* [Written instruction] Check each line of the entries below for the string "Monthly"; copy every line where it appears.

+ + + + +

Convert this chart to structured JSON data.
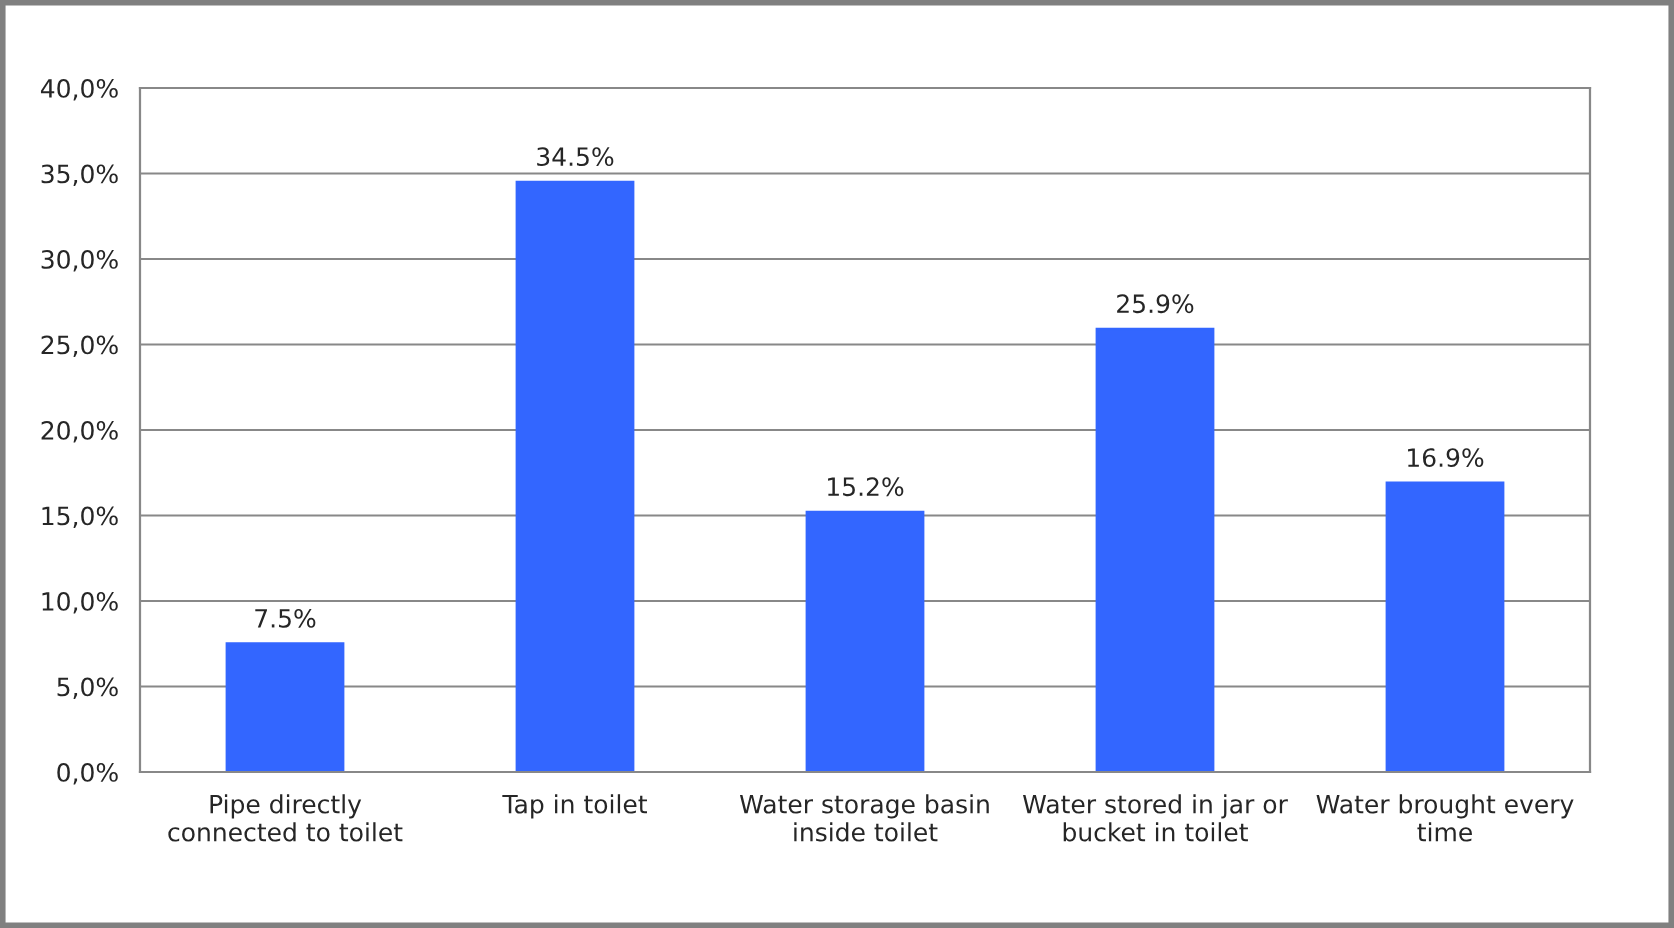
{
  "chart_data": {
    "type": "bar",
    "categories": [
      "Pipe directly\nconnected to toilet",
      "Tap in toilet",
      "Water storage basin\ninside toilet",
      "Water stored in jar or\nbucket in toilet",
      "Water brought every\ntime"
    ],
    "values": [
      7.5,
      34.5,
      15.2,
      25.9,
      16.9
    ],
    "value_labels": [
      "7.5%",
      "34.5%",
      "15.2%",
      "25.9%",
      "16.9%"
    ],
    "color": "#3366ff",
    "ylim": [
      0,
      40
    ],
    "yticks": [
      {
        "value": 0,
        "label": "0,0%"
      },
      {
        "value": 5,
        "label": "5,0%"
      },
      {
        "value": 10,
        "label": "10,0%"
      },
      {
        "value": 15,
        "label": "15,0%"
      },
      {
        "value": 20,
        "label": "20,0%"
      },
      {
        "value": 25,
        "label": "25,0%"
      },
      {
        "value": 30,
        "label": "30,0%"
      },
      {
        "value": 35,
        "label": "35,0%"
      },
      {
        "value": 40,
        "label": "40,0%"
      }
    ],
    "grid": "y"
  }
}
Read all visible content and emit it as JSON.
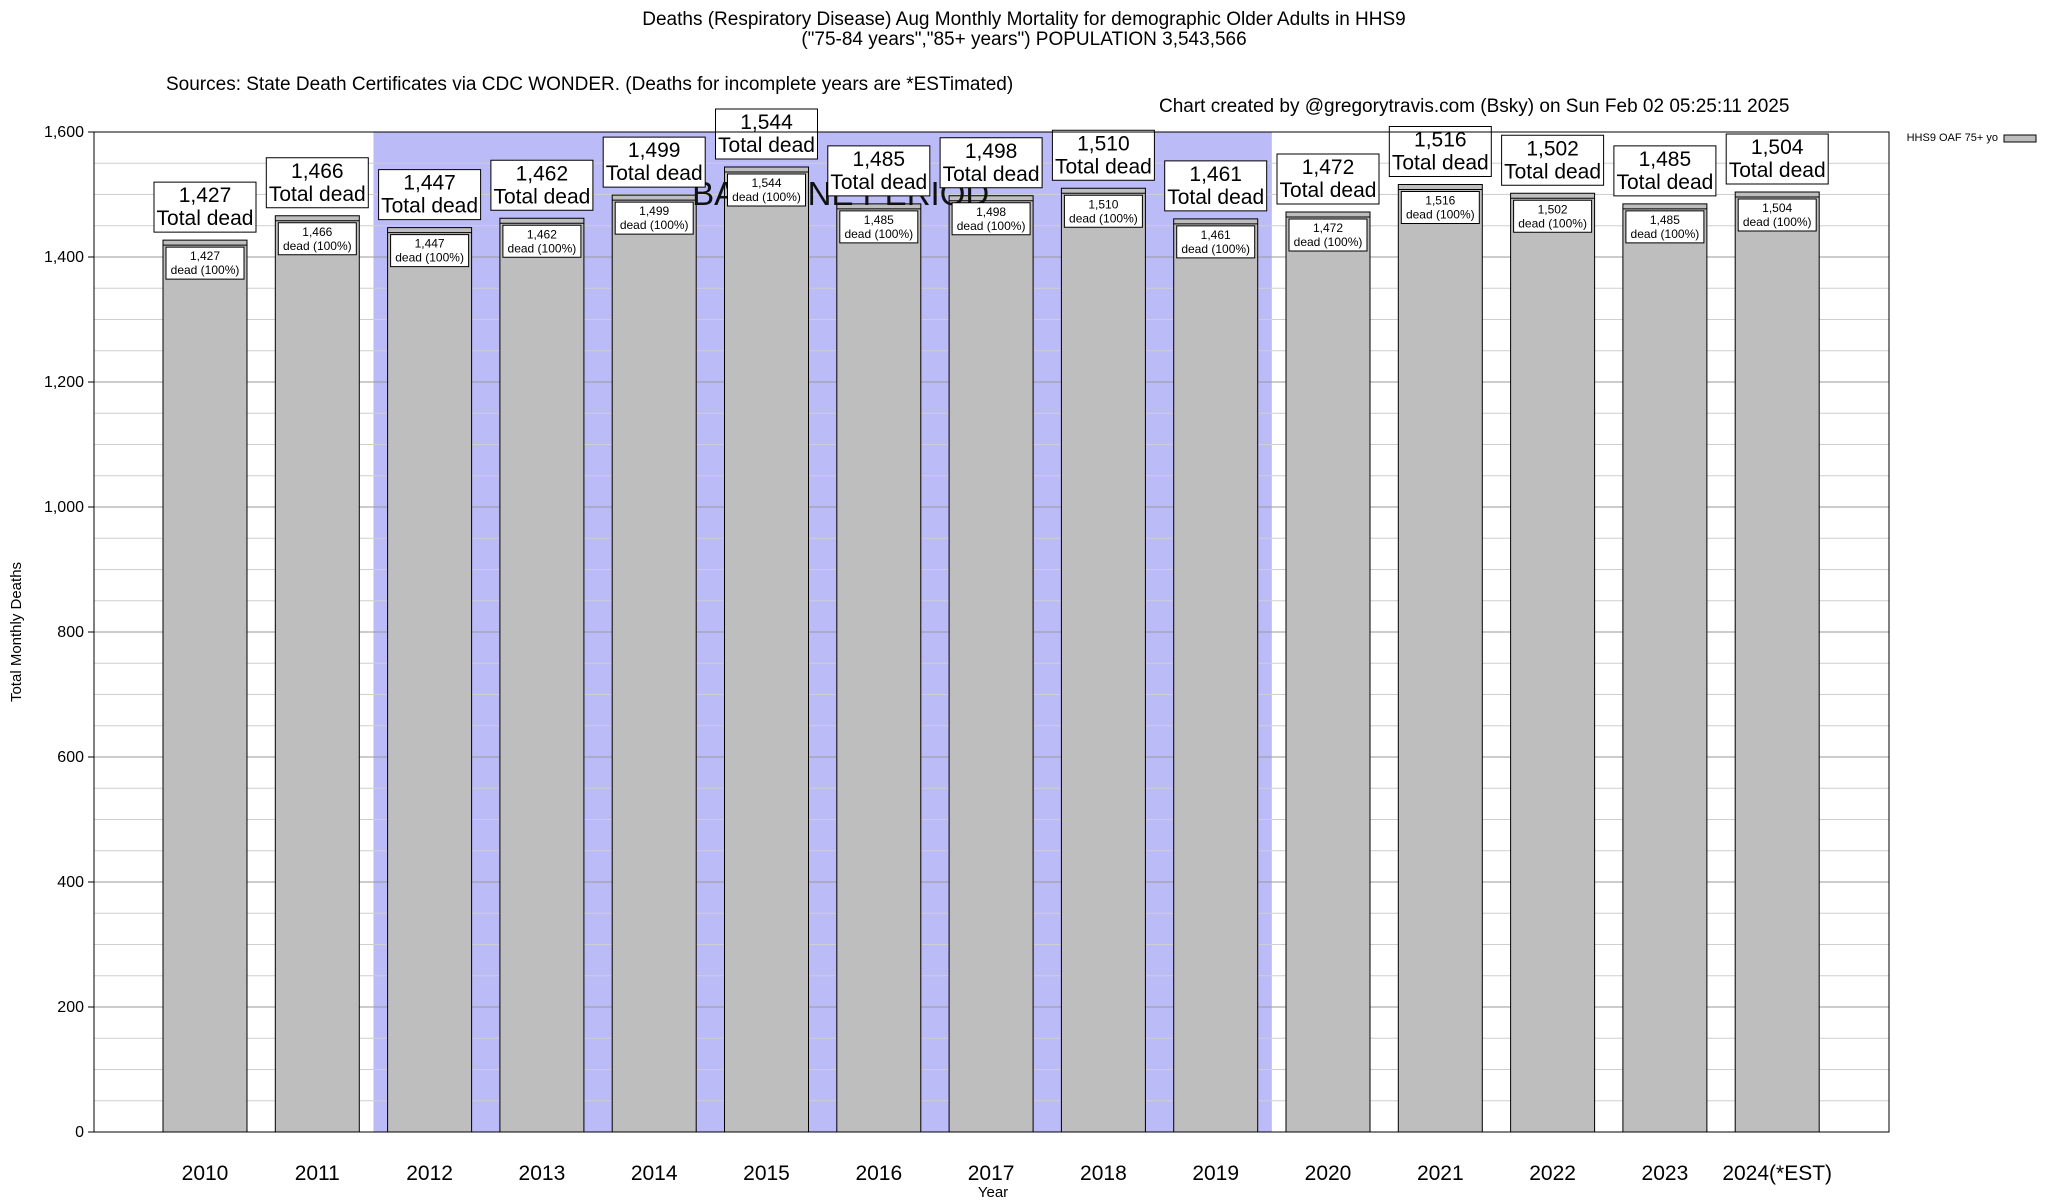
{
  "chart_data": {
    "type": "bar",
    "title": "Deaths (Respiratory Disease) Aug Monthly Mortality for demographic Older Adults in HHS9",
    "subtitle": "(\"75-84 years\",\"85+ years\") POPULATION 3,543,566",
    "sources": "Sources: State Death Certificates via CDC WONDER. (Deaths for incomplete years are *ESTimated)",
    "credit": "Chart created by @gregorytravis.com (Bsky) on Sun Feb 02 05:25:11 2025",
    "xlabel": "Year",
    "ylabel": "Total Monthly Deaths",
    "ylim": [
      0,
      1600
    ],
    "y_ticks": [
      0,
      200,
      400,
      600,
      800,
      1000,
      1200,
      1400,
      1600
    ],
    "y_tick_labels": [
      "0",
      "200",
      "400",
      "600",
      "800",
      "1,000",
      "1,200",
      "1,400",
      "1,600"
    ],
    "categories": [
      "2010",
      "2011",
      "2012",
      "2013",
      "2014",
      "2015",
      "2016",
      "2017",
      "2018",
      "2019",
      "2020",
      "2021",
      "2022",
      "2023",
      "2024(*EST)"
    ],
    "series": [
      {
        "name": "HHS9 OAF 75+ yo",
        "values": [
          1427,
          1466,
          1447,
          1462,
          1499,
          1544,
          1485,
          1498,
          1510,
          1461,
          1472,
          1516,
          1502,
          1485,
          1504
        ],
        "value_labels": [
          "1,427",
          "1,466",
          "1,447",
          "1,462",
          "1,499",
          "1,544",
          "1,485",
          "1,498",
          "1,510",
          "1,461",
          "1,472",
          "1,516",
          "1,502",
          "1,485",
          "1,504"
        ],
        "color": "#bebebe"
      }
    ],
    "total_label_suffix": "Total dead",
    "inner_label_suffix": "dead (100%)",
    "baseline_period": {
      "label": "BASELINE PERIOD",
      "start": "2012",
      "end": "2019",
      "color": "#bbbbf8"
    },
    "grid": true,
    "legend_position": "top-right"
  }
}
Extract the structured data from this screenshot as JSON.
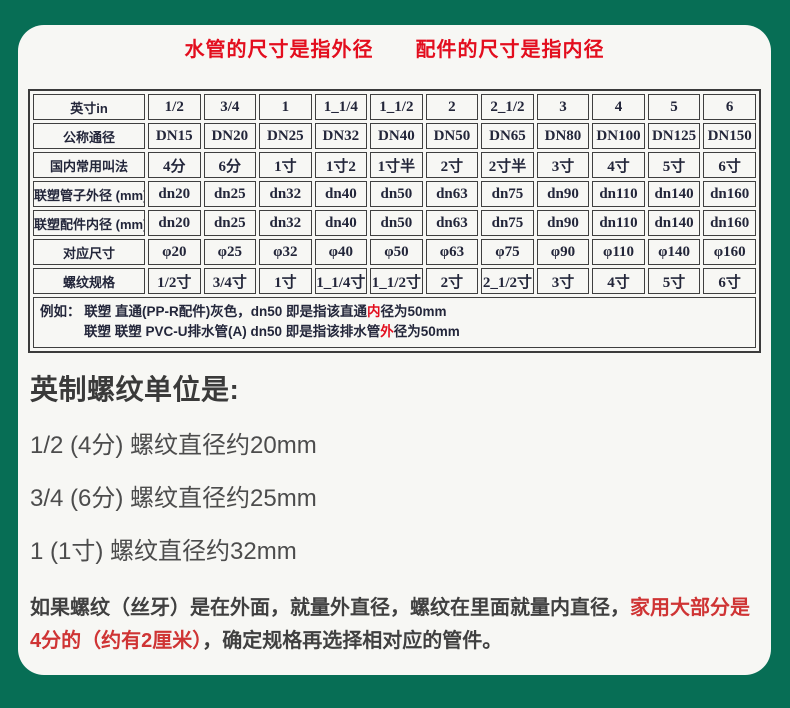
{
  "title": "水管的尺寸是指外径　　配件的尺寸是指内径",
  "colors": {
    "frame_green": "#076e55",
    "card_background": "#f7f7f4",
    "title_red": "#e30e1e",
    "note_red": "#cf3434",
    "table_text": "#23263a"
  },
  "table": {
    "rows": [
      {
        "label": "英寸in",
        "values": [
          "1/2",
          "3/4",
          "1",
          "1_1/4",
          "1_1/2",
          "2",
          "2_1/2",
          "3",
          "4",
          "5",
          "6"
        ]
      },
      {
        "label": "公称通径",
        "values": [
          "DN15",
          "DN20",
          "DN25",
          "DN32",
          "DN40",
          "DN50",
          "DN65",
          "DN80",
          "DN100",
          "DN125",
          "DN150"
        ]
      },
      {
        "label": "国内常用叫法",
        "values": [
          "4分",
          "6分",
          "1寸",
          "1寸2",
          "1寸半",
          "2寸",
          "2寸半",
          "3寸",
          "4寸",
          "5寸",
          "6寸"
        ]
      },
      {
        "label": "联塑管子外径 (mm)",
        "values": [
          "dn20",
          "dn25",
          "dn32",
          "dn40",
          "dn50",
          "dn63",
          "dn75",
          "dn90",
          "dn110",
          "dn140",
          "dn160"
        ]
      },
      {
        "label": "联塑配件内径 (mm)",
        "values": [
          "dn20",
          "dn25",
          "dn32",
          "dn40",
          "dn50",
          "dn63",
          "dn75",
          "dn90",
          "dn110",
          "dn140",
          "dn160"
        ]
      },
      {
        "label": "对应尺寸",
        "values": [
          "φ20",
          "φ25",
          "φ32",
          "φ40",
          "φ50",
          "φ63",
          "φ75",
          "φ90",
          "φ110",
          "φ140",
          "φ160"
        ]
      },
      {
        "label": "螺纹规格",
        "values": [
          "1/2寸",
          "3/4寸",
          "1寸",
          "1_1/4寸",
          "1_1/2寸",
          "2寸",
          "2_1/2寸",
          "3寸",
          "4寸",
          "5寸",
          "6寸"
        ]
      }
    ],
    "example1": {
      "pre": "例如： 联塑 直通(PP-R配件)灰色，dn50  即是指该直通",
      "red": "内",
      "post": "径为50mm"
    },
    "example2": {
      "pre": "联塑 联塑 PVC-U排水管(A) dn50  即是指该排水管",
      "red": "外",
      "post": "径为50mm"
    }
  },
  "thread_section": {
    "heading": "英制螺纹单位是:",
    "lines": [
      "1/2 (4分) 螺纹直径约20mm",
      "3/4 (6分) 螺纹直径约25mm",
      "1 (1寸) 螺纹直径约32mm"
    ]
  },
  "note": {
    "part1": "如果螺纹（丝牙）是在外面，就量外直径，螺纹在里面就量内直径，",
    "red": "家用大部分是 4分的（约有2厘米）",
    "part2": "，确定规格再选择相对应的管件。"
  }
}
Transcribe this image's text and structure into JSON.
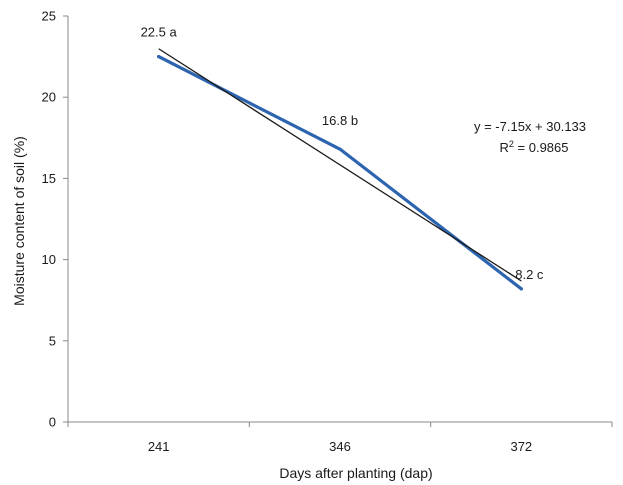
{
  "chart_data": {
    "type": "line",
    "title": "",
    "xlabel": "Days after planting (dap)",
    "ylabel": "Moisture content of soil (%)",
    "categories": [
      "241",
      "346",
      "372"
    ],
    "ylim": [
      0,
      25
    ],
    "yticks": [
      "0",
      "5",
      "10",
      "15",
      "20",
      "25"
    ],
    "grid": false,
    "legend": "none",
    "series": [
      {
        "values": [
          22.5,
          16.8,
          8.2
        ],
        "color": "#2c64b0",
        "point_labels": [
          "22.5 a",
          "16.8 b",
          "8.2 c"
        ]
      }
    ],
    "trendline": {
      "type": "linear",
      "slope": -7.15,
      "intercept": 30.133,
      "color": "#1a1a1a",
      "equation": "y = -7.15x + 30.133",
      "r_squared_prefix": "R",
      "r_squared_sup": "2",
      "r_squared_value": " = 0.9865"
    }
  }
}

+ + + + +

* [The result]
    "title": "Deaths (Respiratory Disease) Aug Monthly Mortality for demographic Older Adults in HHS9",
    "ylabel": "Total Monthly Deaths",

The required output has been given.